Dataset excerpts ::
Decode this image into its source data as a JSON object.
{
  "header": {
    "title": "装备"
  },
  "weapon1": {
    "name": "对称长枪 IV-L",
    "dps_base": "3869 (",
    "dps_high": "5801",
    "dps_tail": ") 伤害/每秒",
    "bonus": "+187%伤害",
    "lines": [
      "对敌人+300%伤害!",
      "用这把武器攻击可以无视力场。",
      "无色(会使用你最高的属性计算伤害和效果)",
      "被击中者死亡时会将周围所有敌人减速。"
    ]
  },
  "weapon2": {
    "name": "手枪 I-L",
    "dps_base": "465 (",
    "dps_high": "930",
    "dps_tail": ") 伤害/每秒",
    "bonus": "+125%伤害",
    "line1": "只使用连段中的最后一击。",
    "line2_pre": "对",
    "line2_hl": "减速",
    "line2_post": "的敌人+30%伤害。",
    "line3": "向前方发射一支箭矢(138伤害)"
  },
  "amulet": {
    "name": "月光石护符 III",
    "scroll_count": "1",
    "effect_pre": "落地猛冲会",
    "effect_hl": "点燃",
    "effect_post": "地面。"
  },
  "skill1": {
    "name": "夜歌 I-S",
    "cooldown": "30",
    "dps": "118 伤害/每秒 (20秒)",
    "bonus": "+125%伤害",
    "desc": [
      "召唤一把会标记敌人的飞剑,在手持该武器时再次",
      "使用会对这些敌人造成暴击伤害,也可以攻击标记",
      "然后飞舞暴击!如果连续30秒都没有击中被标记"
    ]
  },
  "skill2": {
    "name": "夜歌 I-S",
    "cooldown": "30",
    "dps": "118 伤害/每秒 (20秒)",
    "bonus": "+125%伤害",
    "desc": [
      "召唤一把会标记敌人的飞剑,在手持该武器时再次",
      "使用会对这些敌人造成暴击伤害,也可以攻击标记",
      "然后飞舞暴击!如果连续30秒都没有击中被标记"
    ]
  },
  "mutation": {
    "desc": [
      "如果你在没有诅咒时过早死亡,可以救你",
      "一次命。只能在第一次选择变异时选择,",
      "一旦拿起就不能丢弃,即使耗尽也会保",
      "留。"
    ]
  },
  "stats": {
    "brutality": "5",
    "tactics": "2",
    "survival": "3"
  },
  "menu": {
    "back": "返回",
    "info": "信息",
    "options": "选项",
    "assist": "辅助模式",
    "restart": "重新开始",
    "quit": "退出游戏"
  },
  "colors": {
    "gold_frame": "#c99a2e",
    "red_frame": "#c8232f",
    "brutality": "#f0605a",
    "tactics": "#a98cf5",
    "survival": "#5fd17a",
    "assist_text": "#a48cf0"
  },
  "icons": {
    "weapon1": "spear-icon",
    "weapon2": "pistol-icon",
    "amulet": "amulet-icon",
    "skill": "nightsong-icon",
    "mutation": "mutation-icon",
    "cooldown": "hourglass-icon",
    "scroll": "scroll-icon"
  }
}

THE EXERCISE :: Reproduce each record exactly as it appears.

OUTPUT OF THE EXERCISE ::
Decode this image into its source data as a JSON object.
{
  "header": {
    "title": "装备"
  },
  "weapon1": {
    "name": "对称长枪 IV-L",
    "dps_base": "3869 (",
    "dps_high": "5801",
    "dps_tail": ") 伤害/每秒",
    "bonus": "+187%伤害",
    "lines": [
      "对敌人+300%伤害!",
      "用这把武器攻击可以无视力场。",
      "无色(会使用你最高的属性计算伤害和效果)",
      "被击中者死亡时会将周围所有敌人减速。"
    ]
  },
  "weapon2": {
    "name": "手枪 I-L",
    "dps_base": "465 (",
    "dps_high": "930",
    "dps_tail": ") 伤害/每秒",
    "bonus": "+125%伤害",
    "line1": "只使用连段中的最后一击。",
    "line2_pre": "对",
    "line2_hl": "减速",
    "line2_post": "的敌人+30%伤害。",
    "line3": "向前方发射一支箭矢(138伤害)"
  },
  "amulet": {
    "name": "月光石护符 III",
    "scroll_count": "1",
    "effect_pre": "落地猛冲会",
    "effect_hl": "点燃",
    "effect_post": "地面。"
  },
  "skill1": {
    "name": "夜歌 I-S",
    "cooldown": "30",
    "dps": "118 伤害/每秒 (20秒)",
    "bonus": "+125%伤害",
    "desc": [
      "召唤一把会标记敌人的飞剑,在手持该武器时再次",
      "使用会对这些敌人造成暴击伤害,也可以攻击标记",
      "然后飞舞暴击!如果连续30秒都没有击中被标记"
    ]
  },
  "skill2": {
    "name": "夜歌 I-S",
    "cooldown": "30",
    "dps": "118 伤害/每秒 (20秒)",
    "bonus": "+125%伤害",
    "desc": [
      "召唤一把会标记敌人的飞剑,在手持该武器时再次",
      "使用会对这些敌人造成暴击伤害,也可以攻击标记",
      "然后飞舞暴击!如果连续30秒都没有击中被标记"
    ]
  },
  "mutation": {
    "desc": [
      "如果你在没有诅咒时过早死亡,可以救你",
      "一次命。只能在第一次选择变异时选择,",
      "一旦拿起就不能丢弃,即使耗尽也会保",
      "留。"
    ]
  },
  "stats": {
    "brutality": "5",
    "tactics": "2",
    "survival": "3"
  },
  "menu": {
    "back": "返回",
    "info": "信息",
    "options": "选项",
    "assist": "辅助模式",
    "restart": "重新开始",
    "quit": "退出游戏"
  },
  "colors": {
    "gold_frame": "#c99a2e",
    "red_frame": "#c8232f",
    "brutality": "#f0605a",
    "tactics": "#a98cf5",
    "survival": "#5fd17a",
    "assist_text": "#a48cf0"
  },
  "icons": {
    "weapon1": "spear-icon",
    "weapon2": "pistol-icon",
    "amulet": "amulet-icon",
    "skill": "nightsong-icon",
    "mutation": "mutation-icon",
    "cooldown": "hourglass-icon",
    "scroll": "scroll-icon"
  }
}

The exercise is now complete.